### Textauszug
Sammlung der Entscheidungen des Schweizerischen Bundesgerichts
Collection des arrêts du Tribunal fédéral suisse
Raccolta delle decisioni del Tribunale federale svizzero

Sozialrechtliche Abteilungen U 111/2003
Zurück zum Index Sozialrechtliche Abteilungen 2003
Retour à l'indice Sozialrechtliche Abteilungen 2003


U 111/03

Urteil vom 25. Februar 2004
III. Kammer

Präsidentin Leuzinger, Bundesrichter Rüedi und nebenamtlicher Richter Weber;
Gerichtsschreiber Flückiger

G.________, 1967, Beschwerdeführer, vertreten durch Rechtsanwalt Michael
Ausfeld, Weinbergstrasse 18, 8001 Zürich,

gegen

Helsana Versicherungen AG, Schadenrecht, Birmensdorferstrasse 94, 8003
Zürich, Beschwerdegegnerin

Sozialversicherungsgericht des Kantons Zürich, Winterthur

(Entscheid vom 31. März 2003)

Sachverhalt:

A.
G. ________ war seit 14. Juli 2000 bei der Firma T.________ GmbH im
Telefonverkauf angestellt und auf Grund dieses Arbeitsverhältnisses
obligatorisch bei der Helsana Unfall AG (Helsana) gegen die Folgen von Unfall
und Berufskrankheit versichert. Der Arbeitsvertrag sah als wöchentliche
Arbeitszeit ein Minimum von 20 und ein Maximum von 30 Stunden, zu leisten an
vier Tagen pro Woche, vor. In den Lohnabrechnungen werden für den Monat Juli
2000 65.5 und für den Monat August 2000 36.5 Arbeitsstunden ausgewiesen.

Am 10. August 2000 erlitt der Versicherte auf der Fahrt zur Arbeit einen
Verkehrsunfall und war in der Folge arbeitsunfähig. Die Helsana richtete
Taggelder aus. Deren Höhe wurde im Verlauf einer längeren Korrespondenz
zwischen dem Versicherer und dem zwischenzeitlich beigezogenen
Rechtsvertreter des Versicherten mehrfach neu beziffert. Schliesslich setzte
die Helsana den Taggeldansatz auf Fr. 92.90 fest (Verfügung vom 28. Mai 2002)
und bestätigte dies mit Einspracheentscheid vom 10. Oktober 2002.

B.
Die dagegen erhobene Beschwerde mit dem Antrag, es sei die Höhe des Taggeldes
auf Fr. 110.45 festzusetzen, wies das Sozialversicherungsgericht des Kantons
Zürich am 31. März 2003 ab.

C.

### Vorliegendes Material
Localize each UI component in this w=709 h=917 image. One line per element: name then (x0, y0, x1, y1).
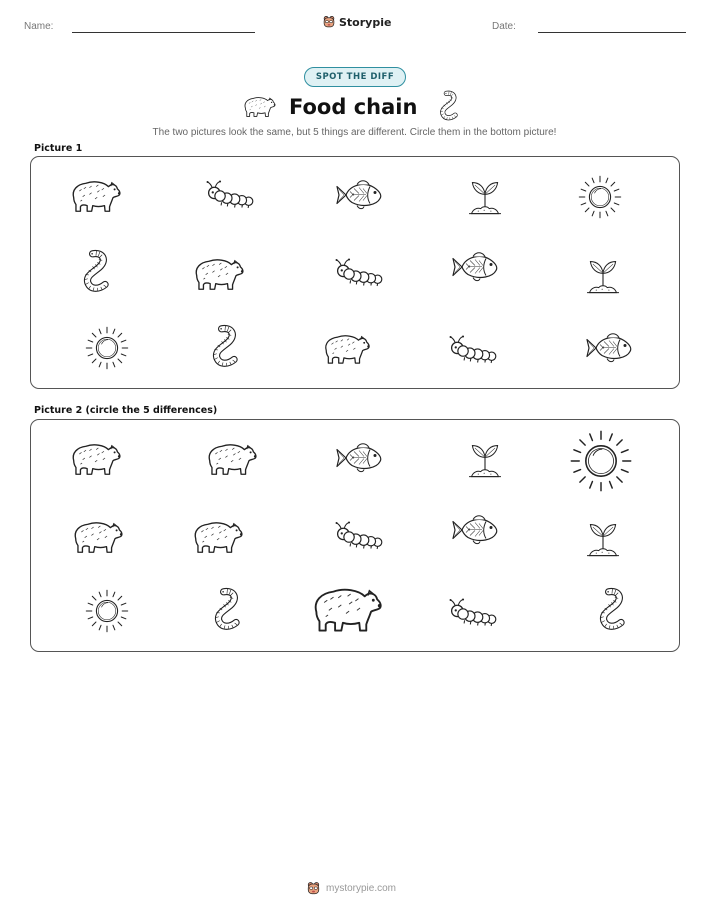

### Aufgabe
Prüfe, ob die drei Aussagen mit dem Textauszug übereinstimmen, und antworte jeweils mit Ja oder Nein samt den entscheidenden Worten des Textauszugs als wörtlichem Zitat.
1. Der Arbeitsvertrag sah eine wöchentliche Arbeitszeit von mindestens 20 Stunden vor.
2. Der Unfall ereignete sich auf der Heimfahrt von der Arbeit.
3. Das Sozialversicherungsgericht hieß die Beschwerde gut und setzte das Taggeld auf Fr. 110.45 fest.
Das Material steht für sich und gehört nicht zum Textauszug.

### Lösung
1. Ja: „ein Minimum von 20 und ein Maximum von 30 Stunden“
2. Nein: „auf der Fahrt zur Arbeit“
3. Nein: „wies das Sozialversicherungsgericht des Kantons Zürich am 31. März 2003 ab“